[BEGIN Data shown]
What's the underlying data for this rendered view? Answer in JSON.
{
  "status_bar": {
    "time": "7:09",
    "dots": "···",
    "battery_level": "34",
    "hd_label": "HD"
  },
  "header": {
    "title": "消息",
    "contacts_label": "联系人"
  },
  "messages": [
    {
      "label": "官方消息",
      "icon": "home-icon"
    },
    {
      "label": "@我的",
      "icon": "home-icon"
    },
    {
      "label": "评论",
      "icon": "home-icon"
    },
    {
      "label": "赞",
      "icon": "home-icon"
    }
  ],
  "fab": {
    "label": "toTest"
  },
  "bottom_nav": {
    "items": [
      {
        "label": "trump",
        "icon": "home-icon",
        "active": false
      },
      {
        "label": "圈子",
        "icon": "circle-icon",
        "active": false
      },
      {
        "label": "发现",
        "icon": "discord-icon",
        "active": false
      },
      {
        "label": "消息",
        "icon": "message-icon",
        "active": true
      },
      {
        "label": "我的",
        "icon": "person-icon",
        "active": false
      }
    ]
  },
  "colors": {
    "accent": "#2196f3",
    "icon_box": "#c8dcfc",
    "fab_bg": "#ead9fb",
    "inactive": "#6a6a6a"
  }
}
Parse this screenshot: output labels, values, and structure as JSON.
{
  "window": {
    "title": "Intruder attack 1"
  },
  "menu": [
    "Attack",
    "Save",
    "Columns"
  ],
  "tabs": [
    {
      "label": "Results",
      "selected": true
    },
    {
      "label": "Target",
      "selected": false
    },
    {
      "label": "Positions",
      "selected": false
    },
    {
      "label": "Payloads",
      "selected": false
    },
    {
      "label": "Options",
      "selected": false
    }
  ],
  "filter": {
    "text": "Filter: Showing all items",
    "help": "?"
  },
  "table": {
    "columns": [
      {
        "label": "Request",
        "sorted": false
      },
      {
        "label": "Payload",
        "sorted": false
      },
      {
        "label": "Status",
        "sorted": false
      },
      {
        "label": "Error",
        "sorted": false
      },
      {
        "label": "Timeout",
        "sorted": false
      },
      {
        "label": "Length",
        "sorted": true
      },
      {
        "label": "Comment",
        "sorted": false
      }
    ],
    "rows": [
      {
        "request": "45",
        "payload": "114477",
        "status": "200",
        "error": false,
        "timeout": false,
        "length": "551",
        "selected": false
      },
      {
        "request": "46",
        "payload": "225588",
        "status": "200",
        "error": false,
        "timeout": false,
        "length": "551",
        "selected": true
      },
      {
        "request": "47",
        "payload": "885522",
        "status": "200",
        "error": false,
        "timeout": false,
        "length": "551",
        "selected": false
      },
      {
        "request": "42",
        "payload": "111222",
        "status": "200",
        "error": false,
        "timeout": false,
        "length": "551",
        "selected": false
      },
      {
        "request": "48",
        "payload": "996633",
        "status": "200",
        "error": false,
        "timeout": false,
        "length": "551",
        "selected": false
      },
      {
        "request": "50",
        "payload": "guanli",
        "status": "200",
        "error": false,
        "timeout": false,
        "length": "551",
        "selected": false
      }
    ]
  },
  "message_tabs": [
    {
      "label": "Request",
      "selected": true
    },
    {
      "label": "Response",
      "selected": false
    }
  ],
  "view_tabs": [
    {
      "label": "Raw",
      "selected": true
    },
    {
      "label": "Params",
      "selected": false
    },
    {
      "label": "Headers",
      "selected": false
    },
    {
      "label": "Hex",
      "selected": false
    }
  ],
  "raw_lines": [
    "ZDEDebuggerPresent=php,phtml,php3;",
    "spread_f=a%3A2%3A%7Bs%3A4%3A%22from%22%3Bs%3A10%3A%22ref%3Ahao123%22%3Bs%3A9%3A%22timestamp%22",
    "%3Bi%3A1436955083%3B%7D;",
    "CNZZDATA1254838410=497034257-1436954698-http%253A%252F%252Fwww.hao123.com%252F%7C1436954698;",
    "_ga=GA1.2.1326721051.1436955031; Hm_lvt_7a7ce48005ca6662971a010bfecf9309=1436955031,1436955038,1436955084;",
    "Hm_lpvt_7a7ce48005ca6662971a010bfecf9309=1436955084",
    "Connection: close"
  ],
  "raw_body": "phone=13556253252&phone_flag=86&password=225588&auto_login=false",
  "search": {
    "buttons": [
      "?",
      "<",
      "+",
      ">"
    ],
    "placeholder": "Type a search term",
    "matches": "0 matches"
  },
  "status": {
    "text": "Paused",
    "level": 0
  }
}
[END Data shown]
Copy every line of the records word for word.

## Output for this exercise
What's the underlying data for this rendered view? Answer in JSON.
{
  "status_bar": {
    "time": "7:09",
    "dots": "···",
    "battery_level": "34",
    "hd_label": "HD"
  },
  "header": {
    "title": "消息",
    "contacts_label": "联系人"
  },
  "messages": [
    {
      "label": "官方消息",
      "icon": "home-icon"
    },
    {
      "label": "@我的",
      "icon": "home-icon"
    },
    {
      "label": "评论",
      "icon": "home-icon"
    },
    {
      "label": "赞",
      "icon": "home-icon"
    }
  ],
  "fab": {
    "label": "toTest"
  },
  "bottom_nav": {
    "items": [
      {
        "label": "trump",
        "icon": "home-icon",
        "active": false
      },
      {
        "label": "圈子",
        "icon": "circle-icon",
        "active": false
      },
      {
        "label": "发现",
        "icon": "discord-icon",
        "active": false
      },
      {
        "label": "消息",
        "icon": "message-icon",
        "active": true
      },
      {
        "label": "我的",
        "icon": "person-icon",
        "active": false
      }
    ]
  },
  "colors": {
    "accent": "#2196f3",
    "icon_box": "#c8dcfc",
    "fab_bg": "#ead9fb",
    "inactive": "#6a6a6a"
  }
}
Parse this screenshot: output labels, values, and structure as JSON.
{
  "window": {
    "title": "Intruder attack 1"
  },
  "menu": [
    "Attack",
    "Save",
    "Columns"
  ],
  "tabs": [
    {
      "label": "Results",
      "selected": true
    },
    {
      "label": "Target",
      "selected": false
    },
    {
      "label": "Positions",
      "selected": false
    },
    {
      "label": "Payloads",
      "selected": false
    },
    {
      "label": "Options",
      "selected": false
    }
  ],
  "filter": {
    "text": "Filter: Showing all items",
    "help": "?"
  },
  "table": {
    "columns": [
      {
        "label": "Request",
        "sorted": false
      },
      {
        "label": "Payload",
        "sorted": false
      },
      {
        "label": "Status",
        "sorted": false
      },
      {
        "label": "Error",
        "sorted": false
      },
      {
        "label": "Timeout",
        "sorted": false
      },
      {
        "label": "Length",
        "sorted": true
      },
      {
        "label": "Comment",
        "sorted": false
      }
    ],
    "rows": [
      {
        "request": "45",
        "payload": "114477",
        "status": "200",
        "error": false,
        "timeout": false,
        "length": "551",
        "selected": false
      },
      {
        "request": "46",
        "payload": "225588",
        "status": "200",
        "error": false,
        "timeout": false,
        "length": "551",
        "selected": true
      },
      {
        "request": "47",
        "payload": "885522",
        "status": "200",
        "error": false,
        "timeout": false,
        "length": "551",
        "selected": false
      },
      {
        "request": "42",
        "payload": "111222",
        "status": "200",
        "error": false,
        "timeout": false,
        "length": "551",
        "selected": false
      },
      {
        "request": "48",
        "payload": "996633",
        "status": "200",
        "error": false,
        "timeout": false,
        "length": "551",
        "selected": false
      },
      {
        "request": "50",
        "payload": "guanli",
        "status": "200",
        "error": false,
        "timeout": false,
        "length": "551",
        "selected": false
      }
    ]
  },
  "message_tabs": [
    {
      "label": "Request",
      "selected": true
    },
    {
      "label": "Response",
      "selected": false
    }
  ],
  "view_tabs": [
    {
      "label": "Raw",
      "selected": true
    },
    {
      "label": "Params",
      "selected": false
    },
    {
      "label": "Headers",
      "selected": false
    },
    {
      "label": "Hex",
      "selected": false
    }
  ],
  "raw_lines": [
    "ZDEDebuggerPresent=php,phtml,php3;",
    "spread_f=a%3A2%3A%7Bs%3A4%3A%22from%22%3Bs%3A10%3A%22ref%3Ahao123%22%3Bs%3A9%3A%22timestamp%22",
    "%3Bi%3A1436955083%3B%7D;",
    "CNZZDATA1254838410=497034257-1436954698-http%253A%252F%252Fwww.hao123.com%252F%7C1436954698;",
    "_ga=GA1.2.1326721051.1436955031; Hm_lvt_7a7ce48005ca6662971a010bfecf9309=1436955031,1436955038,1436955084;",
    "Hm_lpvt_7a7ce48005ca6662971a010bfecf9309=1436955084",
    "Connection: close"
  ],
  "raw_body": "phone=13556253252&phone_flag=86&password=225588&auto_login=false",
  "search": {
    "buttons": [
      "?",
      "<",
      "+",
      ">"
    ],
    "placeholder": "Type a search term",
    "matches": "0 matches"
  },
  "status": {
    "text": "Paused",
    "level": 0
  }
}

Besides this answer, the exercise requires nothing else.